___ Entries supplied ___
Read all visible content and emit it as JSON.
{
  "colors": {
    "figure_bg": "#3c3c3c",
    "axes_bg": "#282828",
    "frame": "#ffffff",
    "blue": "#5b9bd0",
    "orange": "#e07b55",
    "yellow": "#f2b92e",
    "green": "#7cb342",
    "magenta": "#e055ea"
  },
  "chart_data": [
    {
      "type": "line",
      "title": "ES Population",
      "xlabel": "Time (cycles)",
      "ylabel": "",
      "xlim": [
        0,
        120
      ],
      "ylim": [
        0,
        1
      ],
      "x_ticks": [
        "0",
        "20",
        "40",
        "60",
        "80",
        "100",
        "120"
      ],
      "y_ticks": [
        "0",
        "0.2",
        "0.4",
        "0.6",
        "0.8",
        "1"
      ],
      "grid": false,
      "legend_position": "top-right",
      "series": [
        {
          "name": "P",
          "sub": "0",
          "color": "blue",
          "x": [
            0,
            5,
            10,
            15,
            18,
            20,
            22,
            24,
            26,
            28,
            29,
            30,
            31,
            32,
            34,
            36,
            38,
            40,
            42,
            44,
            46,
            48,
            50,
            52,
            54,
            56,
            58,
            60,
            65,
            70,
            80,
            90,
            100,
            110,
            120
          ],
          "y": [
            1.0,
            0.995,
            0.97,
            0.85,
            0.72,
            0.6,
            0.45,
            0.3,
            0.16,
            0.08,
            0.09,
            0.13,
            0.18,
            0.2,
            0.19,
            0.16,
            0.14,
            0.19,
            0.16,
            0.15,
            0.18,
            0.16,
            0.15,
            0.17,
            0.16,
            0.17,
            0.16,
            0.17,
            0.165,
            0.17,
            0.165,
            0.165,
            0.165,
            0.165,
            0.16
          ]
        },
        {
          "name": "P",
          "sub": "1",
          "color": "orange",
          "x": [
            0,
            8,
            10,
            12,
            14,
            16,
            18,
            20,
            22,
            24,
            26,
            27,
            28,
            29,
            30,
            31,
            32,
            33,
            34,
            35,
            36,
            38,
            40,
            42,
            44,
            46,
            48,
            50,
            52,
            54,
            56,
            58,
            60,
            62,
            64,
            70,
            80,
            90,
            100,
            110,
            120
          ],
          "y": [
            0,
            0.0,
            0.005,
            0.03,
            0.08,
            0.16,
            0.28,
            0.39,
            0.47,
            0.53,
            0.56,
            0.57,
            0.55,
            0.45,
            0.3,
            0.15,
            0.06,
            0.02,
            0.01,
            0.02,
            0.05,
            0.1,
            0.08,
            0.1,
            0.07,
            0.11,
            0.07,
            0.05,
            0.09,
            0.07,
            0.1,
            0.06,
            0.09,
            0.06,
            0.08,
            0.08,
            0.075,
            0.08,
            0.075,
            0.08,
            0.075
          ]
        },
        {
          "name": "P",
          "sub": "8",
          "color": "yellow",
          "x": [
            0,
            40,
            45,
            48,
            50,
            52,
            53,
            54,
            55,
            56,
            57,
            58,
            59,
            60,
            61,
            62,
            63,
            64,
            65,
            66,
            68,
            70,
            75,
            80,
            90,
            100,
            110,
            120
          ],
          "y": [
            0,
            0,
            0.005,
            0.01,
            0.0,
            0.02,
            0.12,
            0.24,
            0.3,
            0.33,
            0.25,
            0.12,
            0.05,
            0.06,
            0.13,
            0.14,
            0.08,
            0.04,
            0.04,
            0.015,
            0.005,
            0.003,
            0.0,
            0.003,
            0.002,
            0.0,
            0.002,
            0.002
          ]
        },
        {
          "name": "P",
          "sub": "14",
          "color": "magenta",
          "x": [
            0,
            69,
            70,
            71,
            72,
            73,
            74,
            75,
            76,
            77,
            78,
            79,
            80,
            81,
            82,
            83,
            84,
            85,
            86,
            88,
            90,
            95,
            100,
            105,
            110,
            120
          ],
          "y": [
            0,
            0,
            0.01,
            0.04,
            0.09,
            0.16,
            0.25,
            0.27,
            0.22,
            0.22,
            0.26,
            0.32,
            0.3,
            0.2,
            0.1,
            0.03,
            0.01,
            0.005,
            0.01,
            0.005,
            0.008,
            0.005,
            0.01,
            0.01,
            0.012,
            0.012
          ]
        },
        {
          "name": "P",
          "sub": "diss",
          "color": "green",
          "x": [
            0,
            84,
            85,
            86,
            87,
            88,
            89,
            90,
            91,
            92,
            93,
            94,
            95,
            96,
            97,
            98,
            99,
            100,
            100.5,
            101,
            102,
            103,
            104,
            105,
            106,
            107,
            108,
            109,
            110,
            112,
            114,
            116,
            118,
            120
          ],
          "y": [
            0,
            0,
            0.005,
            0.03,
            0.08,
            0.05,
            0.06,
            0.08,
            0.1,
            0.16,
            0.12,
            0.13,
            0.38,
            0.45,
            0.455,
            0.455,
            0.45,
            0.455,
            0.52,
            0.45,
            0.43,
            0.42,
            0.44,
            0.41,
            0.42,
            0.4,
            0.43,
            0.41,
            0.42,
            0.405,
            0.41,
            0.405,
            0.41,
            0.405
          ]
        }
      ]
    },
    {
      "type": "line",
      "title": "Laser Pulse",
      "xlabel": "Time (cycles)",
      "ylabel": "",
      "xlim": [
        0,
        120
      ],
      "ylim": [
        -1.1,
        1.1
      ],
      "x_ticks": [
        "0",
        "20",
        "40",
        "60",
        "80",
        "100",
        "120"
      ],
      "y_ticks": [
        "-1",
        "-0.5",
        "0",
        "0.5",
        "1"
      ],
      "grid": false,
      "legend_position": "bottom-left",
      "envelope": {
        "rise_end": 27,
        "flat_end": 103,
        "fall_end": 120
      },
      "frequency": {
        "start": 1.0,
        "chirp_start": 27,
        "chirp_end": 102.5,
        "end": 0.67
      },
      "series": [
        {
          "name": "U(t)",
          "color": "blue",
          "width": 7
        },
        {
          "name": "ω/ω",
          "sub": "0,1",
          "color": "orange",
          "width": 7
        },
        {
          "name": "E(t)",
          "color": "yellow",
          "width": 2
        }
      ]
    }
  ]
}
___
What to do: Give all of the entries again, word for word.

Full answer:
Read all visible content and emit it as JSON.
{
  "colors": {
    "figure_bg": "#3c3c3c",
    "axes_bg": "#282828",
    "frame": "#ffffff",
    "blue": "#5b9bd0",
    "orange": "#e07b55",
    "yellow": "#f2b92e",
    "green": "#7cb342",
    "magenta": "#e055ea"
  },
  "chart_data": [
    {
      "type": "line",
      "title": "ES Population",
      "xlabel": "Time (cycles)",
      "ylabel": "",
      "xlim": [
        0,
        120
      ],
      "ylim": [
        0,
        1
      ],
      "x_ticks": [
        "0",
        "20",
        "40",
        "60",
        "80",
        "100",
        "120"
      ],
      "y_ticks": [
        "0",
        "0.2",
        "0.4",
        "0.6",
        "0.8",
        "1"
      ],
      "grid": false,
      "legend_position": "top-right",
      "series": [
        {
          "name": "P",
          "sub": "0",
          "color": "blue",
          "x": [
            0,
            5,
            10,
            15,
            18,
            20,
            22,
            24,
            26,
            28,
            29,
            30,
            31,
            32,
            34,
            36,
            38,
            40,
            42,
            44,
            46,
            48,
            50,
            52,
            54,
            56,
            58,
            60,
            65,
            70,
            80,
            90,
            100,
            110,
            120
          ],
          "y": [
            1.0,
            0.995,
            0.97,
            0.85,
            0.72,
            0.6,
            0.45,
            0.3,
            0.16,
            0.08,
            0.09,
            0.13,
            0.18,
            0.2,
            0.19,
            0.16,
            0.14,
            0.19,
            0.16,
            0.15,
            0.18,
            0.16,
            0.15,
            0.17,
            0.16,
            0.17,
            0.16,
            0.17,
            0.165,
            0.17,
            0.165,
            0.165,
            0.165,
            0.165,
            0.16
          ]
        },
        {
          "name": "P",
          "sub": "1",
          "color": "orange",
          "x": [
            0,
            8,
            10,
            12,
            14,
            16,
            18,
            20,
            22,
            24,
            26,
            27,
            28,
            29,
            30,
            31,
            32,
            33,
            34,
            35,
            36,
            38,
            40,
            42,
            44,
            46,
            48,
            50,
            52,
            54,
            56,
            58,
            60,
            62,
            64,
            70,
            80,
            90,
            100,
            110,
            120
          ],
          "y": [
            0,
            0.0,
            0.005,
            0.03,
            0.08,
            0.16,
            0.28,
            0.39,
            0.47,
            0.53,
            0.56,
            0.57,
            0.55,
            0.45,
            0.3,
            0.15,
            0.06,
            0.02,
            0.01,
            0.02,
            0.05,
            0.1,
            0.08,
            0.1,
            0.07,
            0.11,
            0.07,
            0.05,
            0.09,
            0.07,
            0.1,
            0.06,
            0.09,
            0.06,
            0.08,
            0.08,
            0.075,
            0.08,
            0.075,
            0.08,
            0.075
          ]
        },
        {
          "name": "P",
          "sub": "8",
          "color": "yellow",
          "x": [
            0,
            40,
            45,
            48,
            50,
            52,
            53,
            54,
            55,
            56,
            57,
            58,
            59,
            60,
            61,
            62,
            63,
            64,
            65,
            66,
            68,
            70,
            75,
            80,
            90,
            100,
            110,
            120
          ],
          "y": [
            0,
            0,
            0.005,
            0.01,
            0.0,
            0.02,
            0.12,
            0.24,
            0.3,
            0.33,
            0.25,
            0.12,
            0.05,
            0.06,
            0.13,
            0.14,
            0.08,
            0.04,
            0.04,
            0.015,
            0.005,
            0.003,
            0.0,
            0.003,
            0.002,
            0.0,
            0.002,
            0.002
          ]
        },
        {
          "name": "P",
          "sub": "14",
          "color": "magenta",
          "x": [
            0,
            69,
            70,
            71,
            72,
            73,
            74,
            75,
            76,
            77,
            78,
            79,
            80,
            81,
            82,
            83,
            84,
            85,
            86,
            88,
            90,
            95,
            100,
            105,
            110,
            120
          ],
          "y": [
            0,
            0,
            0.01,
            0.04,
            0.09,
            0.16,
            0.25,
            0.27,
            0.22,
            0.22,
            0.26,
            0.32,
            0.3,
            0.2,
            0.1,
            0.03,
            0.01,
            0.005,
            0.01,
            0.005,
            0.008,
            0.005,
            0.01,
            0.01,
            0.012,
            0.012
          ]
        },
        {
          "name": "P",
          "sub": "diss",
          "color": "green",
          "x": [
            0,
            84,
            85,
            86,
            87,
            88,
            89,
            90,
            91,
            92,
            93,
            94,
            95,
            96,
            97,
            98,
            99,
            100,
            100.5,
            101,
            102,
            103,
            104,
            105,
            106,
            107,
            108,
            109,
            110,
            112,
            114,
            116,
            118,
            120
          ],
          "y": [
            0,
            0,
            0.005,
            0.03,
            0.08,
            0.05,
            0.06,
            0.08,
            0.1,
            0.16,
            0.12,
            0.13,
            0.38,
            0.45,
            0.455,
            0.455,
            0.45,
            0.455,
            0.52,
            0.45,
            0.43,
            0.42,
            0.44,
            0.41,
            0.42,
            0.4,
            0.43,
            0.41,
            0.42,
            0.405,
            0.41,
            0.405,
            0.41,
            0.405
          ]
        }
      ]
    },
    {
      "type": "line",
      "title": "Laser Pulse",
      "xlabel": "Time (cycles)",
      "ylabel": "",
      "xlim": [
        0,
        120
      ],
      "ylim": [
        -1.1,
        1.1
      ],
      "x_ticks": [
        "0",
        "20",
        "40",
        "60",
        "80",
        "100",
        "120"
      ],
      "y_ticks": [
        "-1",
        "-0.5",
        "0",
        "0.5",
        "1"
      ],
      "grid": false,
      "legend_position": "bottom-left",
      "envelope": {
        "rise_end": 27,
        "flat_end": 103,
        "fall_end": 120
      },
      "frequency": {
        "start": 1.0,
        "chirp_start": 27,
        "chirp_end": 102.5,
        "end": 0.67
      },
      "series": [
        {
          "name": "U(t)",
          "color": "blue",
          "width": 7
        },
        {
          "name": "ω/ω",
          "sub": "0,1",
          "color": "orange",
          "width": 7
        },
        {
          "name": "E(t)",
          "color": "yellow",
          "width": 2
        }
      ]
    }
  ]
}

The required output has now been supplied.